**The problem**
Your task is to output the entries below word for word.

**Data for the task**
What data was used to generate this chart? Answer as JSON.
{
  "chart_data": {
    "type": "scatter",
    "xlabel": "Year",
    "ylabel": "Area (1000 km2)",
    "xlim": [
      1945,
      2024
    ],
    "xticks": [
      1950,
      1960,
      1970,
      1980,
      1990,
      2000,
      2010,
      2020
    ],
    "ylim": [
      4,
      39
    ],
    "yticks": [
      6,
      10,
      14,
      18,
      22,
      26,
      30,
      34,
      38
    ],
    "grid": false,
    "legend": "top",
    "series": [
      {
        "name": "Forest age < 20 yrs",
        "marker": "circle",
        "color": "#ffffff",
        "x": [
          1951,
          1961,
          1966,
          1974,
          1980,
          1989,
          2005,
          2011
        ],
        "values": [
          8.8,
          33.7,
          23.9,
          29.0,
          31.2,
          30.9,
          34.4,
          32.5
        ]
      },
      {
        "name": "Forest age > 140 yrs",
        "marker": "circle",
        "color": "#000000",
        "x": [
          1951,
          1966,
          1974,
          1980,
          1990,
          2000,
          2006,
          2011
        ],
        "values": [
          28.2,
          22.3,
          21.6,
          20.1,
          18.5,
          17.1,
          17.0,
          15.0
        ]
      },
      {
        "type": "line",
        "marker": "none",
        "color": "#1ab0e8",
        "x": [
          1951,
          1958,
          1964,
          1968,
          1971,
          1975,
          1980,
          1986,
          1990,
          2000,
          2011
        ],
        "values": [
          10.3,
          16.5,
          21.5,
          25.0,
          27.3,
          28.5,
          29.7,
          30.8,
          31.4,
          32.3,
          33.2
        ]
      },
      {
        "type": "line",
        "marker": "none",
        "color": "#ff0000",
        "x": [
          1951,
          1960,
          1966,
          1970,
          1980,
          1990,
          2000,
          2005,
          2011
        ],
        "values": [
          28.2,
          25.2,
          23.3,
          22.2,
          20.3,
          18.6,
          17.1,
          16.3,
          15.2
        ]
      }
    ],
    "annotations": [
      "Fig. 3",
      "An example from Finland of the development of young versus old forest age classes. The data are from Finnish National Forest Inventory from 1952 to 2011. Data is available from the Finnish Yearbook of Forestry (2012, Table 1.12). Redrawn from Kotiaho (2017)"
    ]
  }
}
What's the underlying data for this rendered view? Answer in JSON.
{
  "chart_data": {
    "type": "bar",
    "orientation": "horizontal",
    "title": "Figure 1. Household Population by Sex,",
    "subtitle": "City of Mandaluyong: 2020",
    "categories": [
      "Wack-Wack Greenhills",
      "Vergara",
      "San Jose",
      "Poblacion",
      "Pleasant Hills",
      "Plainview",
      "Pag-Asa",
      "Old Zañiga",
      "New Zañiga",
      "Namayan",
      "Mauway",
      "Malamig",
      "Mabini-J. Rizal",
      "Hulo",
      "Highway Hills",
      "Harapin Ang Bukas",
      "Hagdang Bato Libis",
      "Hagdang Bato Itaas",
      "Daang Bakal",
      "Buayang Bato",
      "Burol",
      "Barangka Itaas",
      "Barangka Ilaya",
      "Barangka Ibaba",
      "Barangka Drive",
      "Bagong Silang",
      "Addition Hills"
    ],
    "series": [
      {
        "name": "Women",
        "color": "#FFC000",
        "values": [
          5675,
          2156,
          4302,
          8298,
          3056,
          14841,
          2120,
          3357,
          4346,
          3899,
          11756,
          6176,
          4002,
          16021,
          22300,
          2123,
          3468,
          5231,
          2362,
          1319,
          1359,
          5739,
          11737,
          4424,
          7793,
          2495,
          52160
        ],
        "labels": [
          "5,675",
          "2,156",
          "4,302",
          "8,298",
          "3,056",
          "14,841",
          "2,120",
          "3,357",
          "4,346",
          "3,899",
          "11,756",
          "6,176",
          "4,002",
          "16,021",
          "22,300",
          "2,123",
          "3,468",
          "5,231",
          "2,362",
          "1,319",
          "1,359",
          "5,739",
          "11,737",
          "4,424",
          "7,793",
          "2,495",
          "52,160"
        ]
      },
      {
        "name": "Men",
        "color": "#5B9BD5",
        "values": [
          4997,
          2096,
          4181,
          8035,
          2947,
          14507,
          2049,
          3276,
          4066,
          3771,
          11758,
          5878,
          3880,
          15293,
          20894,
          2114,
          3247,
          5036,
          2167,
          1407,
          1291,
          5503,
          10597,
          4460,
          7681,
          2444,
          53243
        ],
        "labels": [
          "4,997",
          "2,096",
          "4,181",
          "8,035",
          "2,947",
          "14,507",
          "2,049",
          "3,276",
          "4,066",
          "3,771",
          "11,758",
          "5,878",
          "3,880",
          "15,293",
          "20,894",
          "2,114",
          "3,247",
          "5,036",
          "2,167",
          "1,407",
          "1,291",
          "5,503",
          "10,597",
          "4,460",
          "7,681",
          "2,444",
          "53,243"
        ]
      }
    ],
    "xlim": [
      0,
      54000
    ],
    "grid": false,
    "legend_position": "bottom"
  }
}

**Task answer**
What data was used to generate this chart? Answer as JSON.
{
  "chart_data": {
    "type": "scatter",
    "xlabel": "Year",
    "ylabel": "Area (1000 km2)",
    "xlim": [
      1945,
      2024
    ],
    "xticks": [
      1950,
      1960,
      1970,
      1980,
      1990,
      2000,
      2010,
      2020
    ],
    "ylim": [
      4,
      39
    ],
    "yticks": [
      6,
      10,
      14,
      18,
      22,
      26,
      30,
      34,
      38
    ],
    "grid": false,
    "legend": "top",
    "series": [
      {
        "name": "Forest age < 20 yrs",
        "marker": "circle",
        "color": "#ffffff",
        "x": [
          1951,
          1961,
          1966,
          1974,
          1980,
          1989,
          2005,
          2011
        ],
        "values": [
          8.8,
          33.7,
          23.9,
          29.0,
          31.2,
          30.9,
          34.4,
          32.5
        ]
      },
      {
        "name": "Forest age > 140 yrs",
        "marker": "circle",
        "color": "#000000",
        "x": [
          1951,
          1966,
          1974,
          1980,
          1990,
          2000,
          2006,
          2011
        ],
        "values": [
          28.2,
          22.3,
          21.6,
          20.1,
          18.5,
          17.1,
          17.0,
          15.0
        ]
      },
      {
        "type": "line",
        "marker": "none",
        "color": "#1ab0e8",
        "x": [
          1951,
          1958,
          1964,
          1968,
          1971,
          1975,
          1980,
          1986,
          1990,
          2000,
          2011
        ],
        "values": [
          10.3,
          16.5,
          21.5,
          25.0,
          27.3,
          28.5,
          29.7,
          30.8,
          31.4,
          32.3,
          33.2
        ]
      },
      {
        "type": "line",
        "marker": "none",
        "color": "#ff0000",
        "x": [
          1951,
          1960,
          1966,
          1970,
          1980,
          1990,
          2000,
          2005,
          2011
        ],
        "values": [
          28.2,
          25.2,
          23.3,
          22.2,
          20.3,
          18.6,
          17.1,
          16.3,
          15.2
        ]
      }
    ],
    "annotations": [
      "Fig. 3",
      "An example from Finland of the development of young versus old forest age classes. The data are from Finnish National Forest Inventory from 1952 to 2011. Data is available from the Finnish Yearbook of Forestry (2012, Table 1.12). Redrawn from Kotiaho (2017)"
    ]
  }
}
What's the underlying data for this rendered view? Answer in JSON.
{
  "chart_data": {
    "type": "bar",
    "orientation": "horizontal",
    "title": "Figure 1. Household Population by Sex,",
    "subtitle": "City of Mandaluyong: 2020",
    "categories": [
      "Wack-Wack Greenhills",
      "Vergara",
      "San Jose",
      "Poblacion",
      "Pleasant Hills",
      "Plainview",
      "Pag-Asa",
      "Old Zañiga",
      "New Zañiga",
      "Namayan",
      "Mauway",
      "Malamig",
      "Mabini-J. Rizal",
      "Hulo",
      "Highway Hills",
      "Harapin Ang Bukas",
      "Hagdang Bato Libis",
      "Hagdang Bato Itaas",
      "Daang Bakal",
      "Buayang Bato",
      "Burol",
      "Barangka Itaas",
      "Barangka Ilaya",
      "Barangka Ibaba",
      "Barangka Drive",
      "Bagong Silang",
      "Addition Hills"
    ],
    "series": [
      {
        "name": "Women",
        "color": "#FFC000",
        "values": [
          5675,
          2156,
          4302,
          8298,
          3056,
          14841,
          2120,
          3357,
          4346,
          3899,
          11756,
          6176,
          4002,
          16021,
          22300,
          2123,
          3468,
          5231,
          2362,
          1319,
          1359,
          5739,
          11737,
          4424,
          7793,
          2495,
          52160
        ],
        "labels": [
          "5,675",
          "2,156",
          "4,302",
          "8,298",
          "3,056",
          "14,841",
          "2,120",
          "3,357",
          "4,346",
          "3,899",
          "11,756",
          "6,176",
          "4,002",
          "16,021",
          "22,300",
          "2,123",
          "3,468",
          "5,231",
          "2,362",
          "1,319",
          "1,359",
          "5,739",
          "11,737",
          "4,424",
          "7,793",
          "2,495",
          "52,160"
        ]
      },
      {
        "name": "Men",
        "color": "#5B9BD5",
        "values": [
          4997,
          2096,
          4181,
          8035,
          2947,
          14507,
          2049,
          3276,
          4066,
          3771,
          11758,
          5878,
          3880,
          15293,
          20894,
          2114,
          3247,
          5036,
          2167,
          1407,
          1291,
          5503,
          10597,
          4460,
          7681,
          2444,
          53243
        ],
        "labels": [
          "4,997",
          "2,096",
          "4,181",
          "8,035",
          "2,947",
          "14,507",
          "2,049",
          "3,276",
          "4,066",
          "3,771",
          "11,758",
          "5,878",
          "3,880",
          "15,293",
          "20,894",
          "2,114",
          "3,247",
          "5,036",
          "2,167",
          "1,407",
          "1,291",
          "5,503",
          "10,597",
          "4,460",
          "7,681",
          "2,444",
          "53,243"
        ]
      }
    ],
    "xlim": [
      0,
      54000
    ],
    "grid": false,
    "legend_position": "bottom"
  }
}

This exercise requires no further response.